--- START Task material ---
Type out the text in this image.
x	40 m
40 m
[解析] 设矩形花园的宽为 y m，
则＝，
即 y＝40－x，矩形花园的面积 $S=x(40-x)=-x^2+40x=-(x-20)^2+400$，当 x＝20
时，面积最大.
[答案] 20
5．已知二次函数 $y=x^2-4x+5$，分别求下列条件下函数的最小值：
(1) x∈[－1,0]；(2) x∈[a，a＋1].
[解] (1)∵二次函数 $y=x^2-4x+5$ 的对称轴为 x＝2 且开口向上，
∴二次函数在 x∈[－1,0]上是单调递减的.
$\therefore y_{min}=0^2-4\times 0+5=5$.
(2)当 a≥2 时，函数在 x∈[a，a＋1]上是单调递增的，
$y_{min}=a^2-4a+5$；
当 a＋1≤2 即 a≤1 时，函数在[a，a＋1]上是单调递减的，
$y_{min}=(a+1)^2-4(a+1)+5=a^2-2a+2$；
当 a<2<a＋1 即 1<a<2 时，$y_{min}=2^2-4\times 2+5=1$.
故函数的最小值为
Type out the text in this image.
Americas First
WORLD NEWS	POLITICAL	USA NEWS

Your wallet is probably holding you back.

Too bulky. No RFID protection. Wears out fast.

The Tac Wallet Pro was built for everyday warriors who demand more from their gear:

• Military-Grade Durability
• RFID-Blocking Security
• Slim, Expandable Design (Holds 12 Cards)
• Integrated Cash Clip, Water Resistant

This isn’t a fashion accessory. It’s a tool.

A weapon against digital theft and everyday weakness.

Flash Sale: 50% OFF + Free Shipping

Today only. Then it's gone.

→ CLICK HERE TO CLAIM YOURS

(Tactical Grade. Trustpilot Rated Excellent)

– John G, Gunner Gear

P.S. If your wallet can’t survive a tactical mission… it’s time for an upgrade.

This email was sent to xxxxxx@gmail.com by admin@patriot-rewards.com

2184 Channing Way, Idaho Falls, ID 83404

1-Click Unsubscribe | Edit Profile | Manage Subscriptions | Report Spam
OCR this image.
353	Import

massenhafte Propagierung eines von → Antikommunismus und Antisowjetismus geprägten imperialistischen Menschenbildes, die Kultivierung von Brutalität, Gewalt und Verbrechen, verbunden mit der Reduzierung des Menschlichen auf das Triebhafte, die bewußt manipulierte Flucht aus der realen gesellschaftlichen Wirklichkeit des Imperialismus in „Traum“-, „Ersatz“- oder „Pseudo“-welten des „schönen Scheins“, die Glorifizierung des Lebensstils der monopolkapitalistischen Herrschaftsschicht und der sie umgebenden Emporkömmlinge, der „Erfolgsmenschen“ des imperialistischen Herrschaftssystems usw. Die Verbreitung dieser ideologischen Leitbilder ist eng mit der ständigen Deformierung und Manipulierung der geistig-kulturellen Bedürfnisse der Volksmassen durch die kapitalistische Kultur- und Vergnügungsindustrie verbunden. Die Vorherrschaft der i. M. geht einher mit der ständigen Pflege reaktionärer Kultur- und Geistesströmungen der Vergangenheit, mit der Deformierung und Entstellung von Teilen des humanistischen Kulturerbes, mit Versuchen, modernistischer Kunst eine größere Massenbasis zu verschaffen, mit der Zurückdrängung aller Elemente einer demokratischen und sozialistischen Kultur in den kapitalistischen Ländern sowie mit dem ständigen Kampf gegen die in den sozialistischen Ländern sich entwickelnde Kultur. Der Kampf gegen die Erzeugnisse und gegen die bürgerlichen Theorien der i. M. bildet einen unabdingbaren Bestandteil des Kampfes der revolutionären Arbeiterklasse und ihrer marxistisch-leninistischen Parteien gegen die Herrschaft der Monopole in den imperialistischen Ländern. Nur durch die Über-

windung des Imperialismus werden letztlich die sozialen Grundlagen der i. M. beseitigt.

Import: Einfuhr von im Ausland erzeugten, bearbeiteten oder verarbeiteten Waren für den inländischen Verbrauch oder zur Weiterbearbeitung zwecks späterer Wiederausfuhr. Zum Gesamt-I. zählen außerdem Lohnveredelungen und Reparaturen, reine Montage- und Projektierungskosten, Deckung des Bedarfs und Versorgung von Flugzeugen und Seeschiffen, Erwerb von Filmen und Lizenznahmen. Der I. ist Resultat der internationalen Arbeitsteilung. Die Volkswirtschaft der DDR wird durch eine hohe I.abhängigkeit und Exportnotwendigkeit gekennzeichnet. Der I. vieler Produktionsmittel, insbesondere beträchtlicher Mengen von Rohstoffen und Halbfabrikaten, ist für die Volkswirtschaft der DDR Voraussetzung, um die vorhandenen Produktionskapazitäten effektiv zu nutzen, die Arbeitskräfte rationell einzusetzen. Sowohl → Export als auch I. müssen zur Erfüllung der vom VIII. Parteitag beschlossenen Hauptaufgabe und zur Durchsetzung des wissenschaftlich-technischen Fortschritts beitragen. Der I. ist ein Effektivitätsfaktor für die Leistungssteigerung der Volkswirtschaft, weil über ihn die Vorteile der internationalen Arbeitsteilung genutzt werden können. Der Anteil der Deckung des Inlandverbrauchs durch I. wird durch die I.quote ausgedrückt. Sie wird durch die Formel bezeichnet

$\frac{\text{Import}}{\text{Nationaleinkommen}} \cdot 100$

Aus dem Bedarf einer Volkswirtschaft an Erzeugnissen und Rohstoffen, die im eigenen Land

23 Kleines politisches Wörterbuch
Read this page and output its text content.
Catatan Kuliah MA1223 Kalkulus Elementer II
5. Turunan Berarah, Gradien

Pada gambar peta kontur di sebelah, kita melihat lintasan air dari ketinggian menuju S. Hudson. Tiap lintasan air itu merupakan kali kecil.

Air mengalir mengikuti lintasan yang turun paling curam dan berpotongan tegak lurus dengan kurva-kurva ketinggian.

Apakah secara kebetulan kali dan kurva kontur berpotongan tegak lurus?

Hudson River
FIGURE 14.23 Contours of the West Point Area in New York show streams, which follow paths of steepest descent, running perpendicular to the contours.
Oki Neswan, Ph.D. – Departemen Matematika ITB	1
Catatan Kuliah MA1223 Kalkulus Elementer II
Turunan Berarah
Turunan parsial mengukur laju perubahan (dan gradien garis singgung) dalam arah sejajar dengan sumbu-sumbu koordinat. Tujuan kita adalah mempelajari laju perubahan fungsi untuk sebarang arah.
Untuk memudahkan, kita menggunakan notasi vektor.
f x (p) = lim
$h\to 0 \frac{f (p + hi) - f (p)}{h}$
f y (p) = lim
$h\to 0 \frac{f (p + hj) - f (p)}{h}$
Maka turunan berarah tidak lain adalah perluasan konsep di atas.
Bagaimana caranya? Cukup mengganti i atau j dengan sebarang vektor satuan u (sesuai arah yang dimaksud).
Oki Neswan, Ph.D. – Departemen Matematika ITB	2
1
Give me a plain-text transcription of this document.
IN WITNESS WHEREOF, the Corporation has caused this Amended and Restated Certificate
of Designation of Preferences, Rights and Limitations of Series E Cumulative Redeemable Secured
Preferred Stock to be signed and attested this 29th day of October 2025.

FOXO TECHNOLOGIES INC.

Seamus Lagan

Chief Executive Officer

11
--- END Task material ---
**Given request**
Within the records, how many lines include "Departemen"? The answer is the number and nothing else.

**Reply**
2